> WORK TO BE COMPLETED:
Retype the data below word for word, covering only the stretch from the line containing "Decompose this screenshot" through the line containing "Point — [173, 630, 195, 644]", with both of those lines included.
# Start of DATASET
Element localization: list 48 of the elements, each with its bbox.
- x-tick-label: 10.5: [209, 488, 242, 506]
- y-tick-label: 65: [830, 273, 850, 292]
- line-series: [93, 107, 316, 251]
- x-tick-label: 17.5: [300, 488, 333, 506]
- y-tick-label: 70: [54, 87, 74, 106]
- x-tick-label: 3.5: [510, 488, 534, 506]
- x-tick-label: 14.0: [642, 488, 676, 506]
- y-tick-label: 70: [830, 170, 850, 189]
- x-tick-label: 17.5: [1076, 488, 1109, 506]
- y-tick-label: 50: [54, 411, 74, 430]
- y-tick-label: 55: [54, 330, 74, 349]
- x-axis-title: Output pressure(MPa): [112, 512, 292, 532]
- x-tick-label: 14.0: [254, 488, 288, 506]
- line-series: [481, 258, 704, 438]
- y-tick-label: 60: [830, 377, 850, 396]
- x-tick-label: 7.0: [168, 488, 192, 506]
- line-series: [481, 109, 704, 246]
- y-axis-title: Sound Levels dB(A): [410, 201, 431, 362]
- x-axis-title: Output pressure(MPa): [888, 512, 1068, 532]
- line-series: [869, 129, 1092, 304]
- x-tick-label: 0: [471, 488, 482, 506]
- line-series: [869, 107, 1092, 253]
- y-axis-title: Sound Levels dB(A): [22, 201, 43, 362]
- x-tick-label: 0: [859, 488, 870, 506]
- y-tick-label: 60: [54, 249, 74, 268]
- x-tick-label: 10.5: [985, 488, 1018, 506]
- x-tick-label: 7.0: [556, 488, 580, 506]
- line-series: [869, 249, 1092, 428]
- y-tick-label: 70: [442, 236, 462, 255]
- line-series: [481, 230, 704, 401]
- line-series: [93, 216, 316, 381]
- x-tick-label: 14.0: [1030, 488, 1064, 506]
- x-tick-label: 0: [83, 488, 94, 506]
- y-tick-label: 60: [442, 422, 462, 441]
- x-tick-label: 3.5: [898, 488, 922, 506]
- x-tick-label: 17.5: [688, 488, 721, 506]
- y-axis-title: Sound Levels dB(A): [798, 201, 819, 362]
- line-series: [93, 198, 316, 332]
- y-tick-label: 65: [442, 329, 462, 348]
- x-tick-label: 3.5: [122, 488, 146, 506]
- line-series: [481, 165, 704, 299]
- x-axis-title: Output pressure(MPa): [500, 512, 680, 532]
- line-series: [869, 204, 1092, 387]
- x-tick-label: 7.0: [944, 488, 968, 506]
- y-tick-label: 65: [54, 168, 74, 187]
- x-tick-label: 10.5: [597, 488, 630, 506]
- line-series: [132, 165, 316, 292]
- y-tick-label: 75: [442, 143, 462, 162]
# End of DATASET
# Start of DATASET
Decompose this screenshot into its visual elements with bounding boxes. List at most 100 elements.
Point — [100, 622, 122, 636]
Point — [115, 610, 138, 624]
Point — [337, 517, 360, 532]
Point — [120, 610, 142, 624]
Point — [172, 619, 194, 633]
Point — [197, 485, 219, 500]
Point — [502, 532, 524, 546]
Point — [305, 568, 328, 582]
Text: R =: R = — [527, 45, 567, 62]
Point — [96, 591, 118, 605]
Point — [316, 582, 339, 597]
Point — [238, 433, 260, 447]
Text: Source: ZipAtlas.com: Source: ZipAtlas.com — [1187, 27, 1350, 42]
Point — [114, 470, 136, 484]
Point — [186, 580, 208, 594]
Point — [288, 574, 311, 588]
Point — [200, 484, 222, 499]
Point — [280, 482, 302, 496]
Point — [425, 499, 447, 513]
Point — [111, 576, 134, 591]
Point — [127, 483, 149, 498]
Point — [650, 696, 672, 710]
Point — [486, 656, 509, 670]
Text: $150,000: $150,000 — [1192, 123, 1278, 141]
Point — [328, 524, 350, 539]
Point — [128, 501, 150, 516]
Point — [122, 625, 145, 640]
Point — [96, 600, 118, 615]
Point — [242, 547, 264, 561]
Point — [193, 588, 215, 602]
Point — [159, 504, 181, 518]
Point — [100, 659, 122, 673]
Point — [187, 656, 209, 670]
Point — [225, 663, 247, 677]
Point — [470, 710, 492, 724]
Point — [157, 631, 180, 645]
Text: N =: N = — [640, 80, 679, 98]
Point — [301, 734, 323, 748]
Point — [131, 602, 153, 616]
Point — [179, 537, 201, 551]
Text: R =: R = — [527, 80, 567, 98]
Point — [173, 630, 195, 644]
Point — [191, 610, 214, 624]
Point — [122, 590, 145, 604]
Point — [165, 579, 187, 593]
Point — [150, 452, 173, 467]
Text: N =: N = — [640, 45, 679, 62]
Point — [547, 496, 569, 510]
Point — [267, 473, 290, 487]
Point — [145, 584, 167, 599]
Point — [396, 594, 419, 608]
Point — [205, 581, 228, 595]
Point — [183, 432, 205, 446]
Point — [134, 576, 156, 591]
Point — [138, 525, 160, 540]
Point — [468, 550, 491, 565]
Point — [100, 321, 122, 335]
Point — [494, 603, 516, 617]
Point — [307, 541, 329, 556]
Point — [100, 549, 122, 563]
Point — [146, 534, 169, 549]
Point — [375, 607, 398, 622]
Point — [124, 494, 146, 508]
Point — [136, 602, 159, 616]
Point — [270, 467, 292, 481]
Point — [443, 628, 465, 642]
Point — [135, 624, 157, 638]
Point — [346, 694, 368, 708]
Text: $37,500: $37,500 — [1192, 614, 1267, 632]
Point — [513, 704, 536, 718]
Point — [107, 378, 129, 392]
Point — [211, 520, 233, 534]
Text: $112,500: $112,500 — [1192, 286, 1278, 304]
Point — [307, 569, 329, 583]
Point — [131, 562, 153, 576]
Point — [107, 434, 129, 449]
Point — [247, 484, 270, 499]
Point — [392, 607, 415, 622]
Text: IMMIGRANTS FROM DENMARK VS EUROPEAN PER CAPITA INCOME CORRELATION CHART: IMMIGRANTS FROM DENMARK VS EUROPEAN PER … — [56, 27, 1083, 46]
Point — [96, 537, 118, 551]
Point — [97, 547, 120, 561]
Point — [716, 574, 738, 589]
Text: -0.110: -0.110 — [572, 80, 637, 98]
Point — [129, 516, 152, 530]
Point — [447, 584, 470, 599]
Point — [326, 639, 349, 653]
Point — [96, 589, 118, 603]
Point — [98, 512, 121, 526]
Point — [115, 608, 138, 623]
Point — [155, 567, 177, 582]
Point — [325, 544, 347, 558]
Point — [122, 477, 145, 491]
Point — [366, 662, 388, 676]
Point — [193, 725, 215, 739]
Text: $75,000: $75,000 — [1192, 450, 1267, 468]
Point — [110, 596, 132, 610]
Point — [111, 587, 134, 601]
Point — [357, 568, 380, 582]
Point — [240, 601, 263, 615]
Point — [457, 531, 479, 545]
# End of DATASET
> THE RESULT:
Decompose this screenshot into its visual elements with bounding boxes. List at most 100 elements.
Point — [100, 622, 122, 636]
Point — [115, 610, 138, 624]
Point — [337, 517, 360, 532]
Point — [120, 610, 142, 624]
Point — [172, 619, 194, 633]
Point — [197, 485, 219, 500]
Point — [502, 532, 524, 546]
Point — [305, 568, 328, 582]
Text: R =: R = — [527, 45, 567, 62]
Point — [96, 591, 118, 605]
Point — [316, 582, 339, 597]
Point — [238, 433, 260, 447]
Text: Source: ZipAtlas.com: Source: ZipAtlas.com — [1187, 27, 1350, 42]
Point — [114, 470, 136, 484]
Point — [186, 580, 208, 594]
Point — [288, 574, 311, 588]
Point — [200, 484, 222, 499]
Point — [280, 482, 302, 496]
Point — [425, 499, 447, 513]
Point — [111, 576, 134, 591]
Point — [127, 483, 149, 498]
Point — [650, 696, 672, 710]
Point — [486, 656, 509, 670]
Text: $150,000: $150,000 — [1192, 123, 1278, 141]
Point — [328, 524, 350, 539]
Point — [128, 501, 150, 516]
Point — [122, 625, 145, 640]
Point — [96, 600, 118, 615]
Point — [242, 547, 264, 561]
Point — [193, 588, 215, 602]
Point — [159, 504, 181, 518]
Point — [100, 659, 122, 673]
Point — [187, 656, 209, 670]
Point — [225, 663, 247, 677]
Point — [470, 710, 492, 724]
Point — [157, 631, 180, 645]
Text: N =: N = — [640, 80, 679, 98]
Point — [301, 734, 323, 748]
Point — [131, 602, 153, 616]
Point — [179, 537, 201, 551]
Text: R =: R = — [527, 80, 567, 98]
Point — [173, 630, 195, 644]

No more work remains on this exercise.